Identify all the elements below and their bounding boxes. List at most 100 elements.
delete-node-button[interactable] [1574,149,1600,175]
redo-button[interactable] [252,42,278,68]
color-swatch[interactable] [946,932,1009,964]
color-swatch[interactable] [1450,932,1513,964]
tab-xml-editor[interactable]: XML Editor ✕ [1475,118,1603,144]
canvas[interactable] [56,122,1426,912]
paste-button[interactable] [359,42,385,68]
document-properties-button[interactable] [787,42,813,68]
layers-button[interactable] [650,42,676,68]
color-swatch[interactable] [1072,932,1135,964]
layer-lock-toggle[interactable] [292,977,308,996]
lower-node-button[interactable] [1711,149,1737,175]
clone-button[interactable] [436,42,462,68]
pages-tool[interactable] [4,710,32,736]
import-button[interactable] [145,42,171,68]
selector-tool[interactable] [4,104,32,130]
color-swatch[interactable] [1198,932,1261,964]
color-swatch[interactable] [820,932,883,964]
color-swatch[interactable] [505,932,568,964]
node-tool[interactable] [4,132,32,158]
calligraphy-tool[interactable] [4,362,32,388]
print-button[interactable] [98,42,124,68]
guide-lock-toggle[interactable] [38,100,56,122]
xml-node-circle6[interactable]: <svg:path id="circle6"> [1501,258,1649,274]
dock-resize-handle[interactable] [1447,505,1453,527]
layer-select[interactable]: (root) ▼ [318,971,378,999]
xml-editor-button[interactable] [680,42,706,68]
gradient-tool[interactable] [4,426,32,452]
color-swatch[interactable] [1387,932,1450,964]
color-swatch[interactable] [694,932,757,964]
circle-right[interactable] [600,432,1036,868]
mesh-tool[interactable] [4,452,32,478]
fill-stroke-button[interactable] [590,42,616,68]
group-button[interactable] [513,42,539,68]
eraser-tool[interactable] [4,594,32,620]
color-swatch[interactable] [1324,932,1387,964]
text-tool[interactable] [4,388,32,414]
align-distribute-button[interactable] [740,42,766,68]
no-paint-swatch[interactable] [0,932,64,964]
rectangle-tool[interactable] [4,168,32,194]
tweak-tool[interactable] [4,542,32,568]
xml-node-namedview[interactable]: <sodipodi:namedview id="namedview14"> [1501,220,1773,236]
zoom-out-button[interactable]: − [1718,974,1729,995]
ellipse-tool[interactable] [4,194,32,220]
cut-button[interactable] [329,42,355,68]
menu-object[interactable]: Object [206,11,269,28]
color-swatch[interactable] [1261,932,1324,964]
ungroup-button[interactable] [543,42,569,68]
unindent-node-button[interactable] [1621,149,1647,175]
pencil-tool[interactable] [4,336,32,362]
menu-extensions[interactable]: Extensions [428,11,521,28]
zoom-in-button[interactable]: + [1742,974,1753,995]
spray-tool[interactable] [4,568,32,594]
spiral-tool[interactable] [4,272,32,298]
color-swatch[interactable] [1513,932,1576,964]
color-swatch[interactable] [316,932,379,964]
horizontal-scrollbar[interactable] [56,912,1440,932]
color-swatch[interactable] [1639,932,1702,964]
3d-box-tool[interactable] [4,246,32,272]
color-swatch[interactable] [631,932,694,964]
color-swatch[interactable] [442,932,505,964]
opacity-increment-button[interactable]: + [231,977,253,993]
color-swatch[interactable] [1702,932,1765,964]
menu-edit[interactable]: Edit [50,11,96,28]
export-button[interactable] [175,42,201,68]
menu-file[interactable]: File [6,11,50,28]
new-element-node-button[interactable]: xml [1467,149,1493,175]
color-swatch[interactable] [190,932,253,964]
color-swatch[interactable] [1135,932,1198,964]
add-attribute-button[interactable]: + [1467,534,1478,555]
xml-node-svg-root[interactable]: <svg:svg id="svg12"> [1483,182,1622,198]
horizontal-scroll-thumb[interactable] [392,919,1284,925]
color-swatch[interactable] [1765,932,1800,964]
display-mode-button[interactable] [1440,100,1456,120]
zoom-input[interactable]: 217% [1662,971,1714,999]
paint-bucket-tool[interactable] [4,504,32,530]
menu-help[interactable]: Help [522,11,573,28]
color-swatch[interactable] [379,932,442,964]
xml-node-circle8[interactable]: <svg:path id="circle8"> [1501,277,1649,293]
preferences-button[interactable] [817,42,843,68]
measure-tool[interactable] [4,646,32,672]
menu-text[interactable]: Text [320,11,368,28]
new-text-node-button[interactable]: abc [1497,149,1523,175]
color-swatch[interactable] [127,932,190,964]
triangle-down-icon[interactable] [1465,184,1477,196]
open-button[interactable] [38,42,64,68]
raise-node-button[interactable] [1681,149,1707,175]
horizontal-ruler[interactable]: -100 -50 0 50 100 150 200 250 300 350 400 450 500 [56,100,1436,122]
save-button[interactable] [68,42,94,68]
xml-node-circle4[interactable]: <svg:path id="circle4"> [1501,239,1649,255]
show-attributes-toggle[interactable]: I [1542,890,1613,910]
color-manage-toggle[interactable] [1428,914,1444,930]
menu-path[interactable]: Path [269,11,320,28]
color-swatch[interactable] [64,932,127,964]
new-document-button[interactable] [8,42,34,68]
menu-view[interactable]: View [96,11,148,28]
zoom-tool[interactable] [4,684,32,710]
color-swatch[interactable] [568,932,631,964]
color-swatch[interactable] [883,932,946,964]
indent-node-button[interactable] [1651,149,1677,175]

*****

» Task prompt: Copy every line of the records above verbatim, without any changes.

» Solution:
Identify all the elements below and their bounding boxes. List at most 100 elements.
delete-node-button[interactable] [1574,149,1600,175]
redo-button[interactable] [252,42,278,68]
color-swatch[interactable] [946,932,1009,964]
color-swatch[interactable] [1450,932,1513,964]
tab-xml-editor[interactable]: XML Editor ✕ [1475,118,1603,144]
canvas[interactable] [56,122,1426,912]
paste-button[interactable] [359,42,385,68]
document-properties-button[interactable] [787,42,813,68]
layers-button[interactable] [650,42,676,68]
color-swatch[interactable] [1072,932,1135,964]
layer-lock-toggle[interactable] [292,977,308,996]
lower-node-button[interactable] [1711,149,1737,175]
clone-button[interactable] [436,42,462,68]
pages-tool[interactable] [4,710,32,736]
import-button[interactable] [145,42,171,68]
selector-tool[interactable] [4,104,32,130]
color-swatch[interactable] [1198,932,1261,964]
color-swatch[interactable] [820,932,883,964]
color-swatch[interactable] [505,932,568,964]
node-tool[interactable] [4,132,32,158]
calligraphy-tool[interactable] [4,362,32,388]
print-button[interactable] [98,42,124,68]
guide-lock-toggle[interactable] [38,100,56,122]
xml-node-circle6[interactable]: <svg:path id="circle6"> [1501,258,1649,274]
dock-resize-handle[interactable] [1447,505,1453,527]
layer-select[interactable]: (root) ▼ [318,971,378,999]
xml-editor-button[interactable] [680,42,706,68]
gradient-tool[interactable] [4,426,32,452]
color-swatch[interactable] [1387,932,1450,964]
color-swatch[interactable] [694,932,757,964]
circle-right[interactable] [600,432,1036,868]
mesh-tool[interactable] [4,452,32,478]
fill-stroke-button[interactable] [590,42,616,68]
group-button[interactable] [513,42,539,68]
eraser-tool[interactable] [4,594,32,620]
color-swatch[interactable] [1324,932,1387,964]
text-tool[interactable] [4,388,32,414]
align-distribute-button[interactable] [740,42,766,68]
no-paint-swatch[interactable] [0,932,64,964]
rectangle-tool[interactable] [4,168,32,194]
tweak-tool[interactable] [4,542,32,568]
xml-node-namedview[interactable]: <sodipodi:namedview id="namedview14"> [1501,220,1773,236]
zoom-out-button[interactable]: − [1718,974,1729,995]
ellipse-tool[interactable] [4,194,32,220]
cut-button[interactable] [329,42,355,68]
menu-object[interactable]: Object [206,11,269,28]
color-swatch[interactable] [1261,932,1324,964]
ungroup-button[interactable] [543,42,569,68]
unindent-node-button[interactable] [1621,149,1647,175]
pencil-tool[interactable] [4,336,32,362]
menu-extensions[interactable]: Extensions [428,11,521,28]
zoom-in-button[interactable]: + [1742,974,1753,995]
spray-tool[interactable] [4,568,32,594]
spiral-tool[interactable] [4,272,32,298]
color-swatch[interactable] [1513,932,1576,964]
color-swatch[interactable] [316,932,379,964]
horizontal-scrollbar[interactable] [56,912,1440,932]
color-swatch[interactable] [1639,932,1702,964]
3d-box-tool[interactable] [4,246,32,272]
color-swatch[interactable] [631,932,694,964]
color-swatch[interactable] [442,932,505,964]
opacity-increment-button[interactable]: + [231,977,253,993]
color-swatch[interactable] [1702,932,1765,964]
menu-edit[interactable]: Edit [50,11,96,28]
export-button[interactable] [175,42,201,68]
menu-file[interactable]: File [6,11,50,28]
new-element-node-button[interactable]: xml [1467,149,1493,175]
color-swatch[interactable] [190,932,253,964]
color-swatch[interactable] [1135,932,1198,964]
add-attribute-button[interactable]: + [1467,534,1478,555]
xml-node-svg-root[interactable]: <svg:svg id="svg12"> [1483,182,1622,198]
horizontal-scroll-thumb[interactable] [392,919,1284,925]
color-swatch[interactable] [1765,932,1800,964]
display-mode-button[interactable] [1440,100,1456,120]
zoom-input[interactable]: 217% [1662,971,1714,999]
paint-bucket-tool[interactable] [4,504,32,530]
menu-help[interactable]: Help [522,11,573,28]
color-swatch[interactable] [379,932,442,964]
xml-node-circle8[interactable]: <svg:path id="circle8"> [1501,277,1649,293]
preferences-button[interactable] [817,42,843,68]
measure-tool[interactable] [4,646,32,672]
menu-text[interactable]: Text [320,11,368,28]
new-text-node-button[interactable]: abc [1497,149,1523,175]
color-swatch[interactable] [127,932,190,964]
triangle-down-icon[interactable] [1465,184,1477,196]
open-button[interactable] [38,42,64,68]
raise-node-button[interactable] [1681,149,1707,175]
horizontal-ruler[interactable]: -100 -50 0 50 100 150 200 250 300 350 400 450 500 [56,100,1436,122]
save-button[interactable] [68,42,94,68]
xml-node-circle4[interactable]: <svg:path id="circle4"> [1501,239,1649,255]
show-attributes-toggle[interactable]: I [1542,890,1613,910]
color-manage-toggle[interactable] [1428,914,1444,930]
menu-path[interactable]: Path [269,11,320,28]
color-swatch[interactable] [64,932,127,964]
new-document-button[interactable] [8,42,34,68]
menu-view[interactable]: View [96,11,148,28]
zoom-tool[interactable] [4,684,32,710]
color-swatch[interactable] [568,932,631,964]
color-swatch[interactable] [883,932,946,964]
indent-node-button[interactable] [1651,149,1677,175]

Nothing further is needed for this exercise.